#### STATED PROBLEM:
Copy the records that follow exactly as written, but not their pictures.

* start RECORD EXCERPTS *

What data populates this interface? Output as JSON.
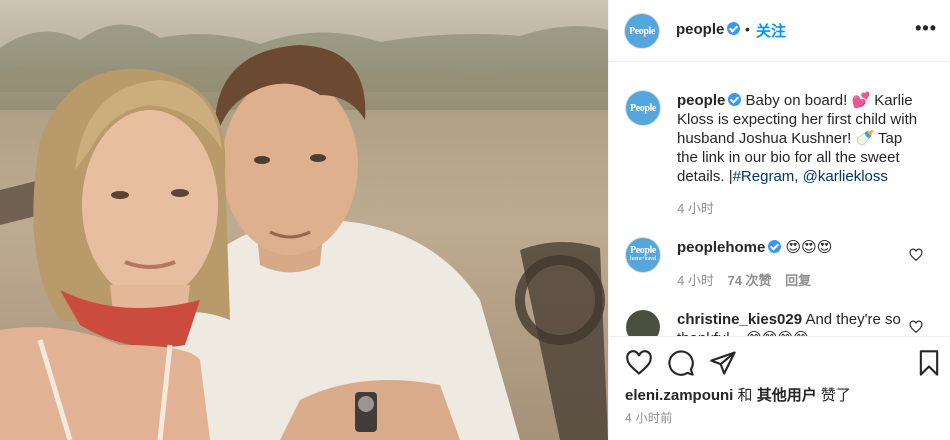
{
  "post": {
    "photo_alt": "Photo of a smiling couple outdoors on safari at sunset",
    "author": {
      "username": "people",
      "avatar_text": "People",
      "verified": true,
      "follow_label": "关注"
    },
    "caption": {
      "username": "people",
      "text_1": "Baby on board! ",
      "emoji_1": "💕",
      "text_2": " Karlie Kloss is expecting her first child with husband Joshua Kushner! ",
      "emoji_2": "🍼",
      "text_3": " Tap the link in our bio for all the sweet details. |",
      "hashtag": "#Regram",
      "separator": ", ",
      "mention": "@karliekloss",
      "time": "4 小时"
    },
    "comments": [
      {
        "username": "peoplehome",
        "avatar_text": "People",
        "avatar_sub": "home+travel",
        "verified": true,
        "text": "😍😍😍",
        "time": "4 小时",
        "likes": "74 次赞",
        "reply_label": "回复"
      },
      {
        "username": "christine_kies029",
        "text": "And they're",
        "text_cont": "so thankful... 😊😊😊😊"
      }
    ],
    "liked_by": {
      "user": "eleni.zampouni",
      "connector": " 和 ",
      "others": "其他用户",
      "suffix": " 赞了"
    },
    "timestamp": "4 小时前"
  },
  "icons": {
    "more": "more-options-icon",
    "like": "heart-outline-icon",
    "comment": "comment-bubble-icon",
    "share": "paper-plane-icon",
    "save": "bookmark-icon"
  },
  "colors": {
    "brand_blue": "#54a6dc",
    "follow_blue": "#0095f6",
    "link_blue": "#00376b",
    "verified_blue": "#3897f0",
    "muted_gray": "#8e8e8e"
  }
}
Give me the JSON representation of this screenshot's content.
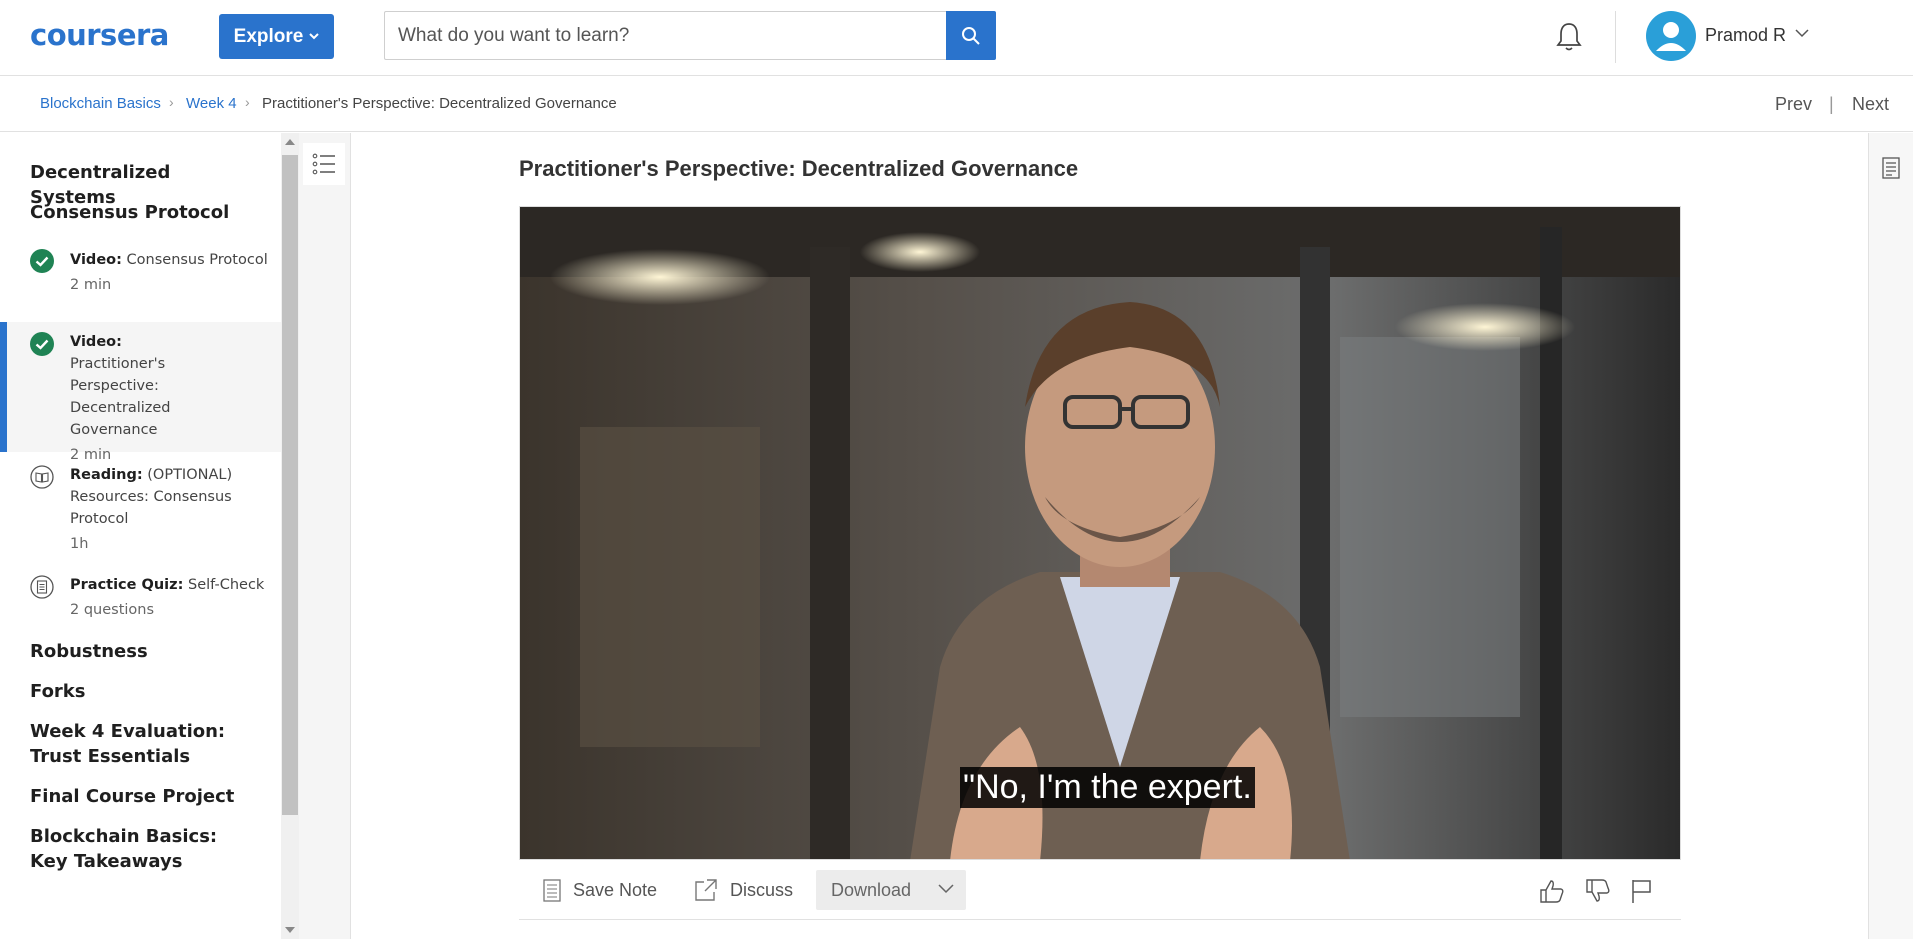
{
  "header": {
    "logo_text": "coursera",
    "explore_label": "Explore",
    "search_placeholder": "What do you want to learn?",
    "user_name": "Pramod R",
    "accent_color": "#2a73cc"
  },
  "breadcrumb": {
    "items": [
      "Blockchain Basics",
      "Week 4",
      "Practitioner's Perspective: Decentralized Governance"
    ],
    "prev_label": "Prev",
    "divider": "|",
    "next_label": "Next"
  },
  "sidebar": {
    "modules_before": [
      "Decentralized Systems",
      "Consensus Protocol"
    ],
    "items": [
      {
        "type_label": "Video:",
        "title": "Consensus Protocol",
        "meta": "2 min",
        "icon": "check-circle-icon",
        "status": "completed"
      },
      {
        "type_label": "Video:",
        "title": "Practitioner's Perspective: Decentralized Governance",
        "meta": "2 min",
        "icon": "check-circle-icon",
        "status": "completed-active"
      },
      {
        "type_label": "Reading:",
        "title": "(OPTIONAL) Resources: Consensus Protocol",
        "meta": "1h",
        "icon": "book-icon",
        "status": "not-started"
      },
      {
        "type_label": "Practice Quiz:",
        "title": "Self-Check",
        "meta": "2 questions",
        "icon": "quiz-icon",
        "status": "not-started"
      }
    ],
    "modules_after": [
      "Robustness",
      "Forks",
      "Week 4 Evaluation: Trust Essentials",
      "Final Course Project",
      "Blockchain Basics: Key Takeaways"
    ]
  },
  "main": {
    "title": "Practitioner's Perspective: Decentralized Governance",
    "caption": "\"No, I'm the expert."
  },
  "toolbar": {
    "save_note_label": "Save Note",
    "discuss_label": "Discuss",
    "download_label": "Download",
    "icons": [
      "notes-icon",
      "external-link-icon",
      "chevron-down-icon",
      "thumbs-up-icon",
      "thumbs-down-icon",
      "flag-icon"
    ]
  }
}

* end RECORD EXCERPTS *

#### TASK RESULT:
What data populates this interface? Output as JSON.
{
  "post": {
    "photo_alt": "Photo of a smiling couple outdoors on safari at sunset",
    "author": {
      "username": "people",
      "avatar_text": "People",
      "verified": true,
      "follow_label": "关注"
    },
    "caption": {
      "username": "people",
      "text_1": "Baby on board! ",
      "emoji_1": "💕",
      "text_2": " Karlie Kloss is expecting her first child with husband Joshua Kushner! ",
      "emoji_2": "🍼",
      "text_3": " Tap the link in our bio for all the sweet details. |",
      "hashtag": "#Regram",
      "separator": ", ",
      "mention": "@karliekloss",
      "time": "4 小时"
    },
    "comments": [
      {
        "username": "peoplehome",
        "avatar_text": "People",
        "avatar_sub": "home+travel",
        "verified": true,
        "text": "😍😍😍",
        "time": "4 小时",
        "likes": "74 次赞",
        "reply_label": "回复"
      },
      {
        "username": "christine_kies029",
        "text": "And they're",
        "text_cont": "so thankful... 😊😊😊😊"
      }
    ],
    "liked_by": {
      "user": "eleni.zampouni",
      "connector": " 和 ",
      "others": "其他用户",
      "suffix": " 赞了"
    },
    "timestamp": "4 小时前"
  },
  "icons": {
    "more": "more-options-icon",
    "like": "heart-outline-icon",
    "comment": "comment-bubble-icon",
    "share": "paper-plane-icon",
    "save": "bookmark-icon"
  },
  "colors": {
    "brand_blue": "#54a6dc",
    "follow_blue": "#0095f6",
    "link_blue": "#00376b",
    "verified_blue": "#3897f0",
    "muted_gray": "#8e8e8e"
  }
}
Give me the JSON representation of this screenshot's content.
{
  "header": {
    "logo_text": "coursera",
    "explore_label": "Explore",
    "search_placeholder": "What do you want to learn?",
    "user_name": "Pramod R",
    "accent_color": "#2a73cc"
  },
  "breadcrumb": {
    "items": [
      "Blockchain Basics",
      "Week 4",
      "Practitioner's Perspective: Decentralized Governance"
    ],
    "prev_label": "Prev",
    "divider": "|",
    "next_label": "Next"
  },
  "sidebar": {
    "modules_before": [
      "Decentralized Systems",
      "Consensus Protocol"
    ],
    "items": [
      {
        "type_label": "Video:",
        "title": "Consensus Protocol",
        "meta": "2 min",
        "icon": "check-circle-icon",
        "status": "completed"
      },
      {
        "type_label": "Video:",
        "title": "Practitioner's Perspective: Decentralized Governance",
        "meta": "2 min",
        "icon": "check-circle-icon",
        "status": "completed-active"
      },
      {
        "type_label": "Reading:",
        "title": "(OPTIONAL) Resources: Consensus Protocol",
        "meta": "1h",
        "icon": "book-icon",
        "status": "not-started"
      },
      {
        "type_label": "Practice Quiz:",
        "title": "Self-Check",
        "meta": "2 questions",
        "icon": "quiz-icon",
        "status": "not-started"
      }
    ],
    "modules_after": [
      "Robustness",
      "Forks",
      "Week 4 Evaluation: Trust Essentials",
      "Final Course Project",
      "Blockchain Basics: Key Takeaways"
    ]
  },
  "main": {
    "title": "Practitioner's Perspective: Decentralized Governance",
    "caption": "\"No, I'm the expert."
  },
  "toolbar": {
    "save_note_label": "Save Note",
    "discuss_label": "Discuss",
    "download_label": "Download",
    "icons": [
      "notes-icon",
      "external-link-icon",
      "chevron-down-icon",
      "thumbs-up-icon",
      "thumbs-down-icon",
      "flag-icon"
    ]
  }
}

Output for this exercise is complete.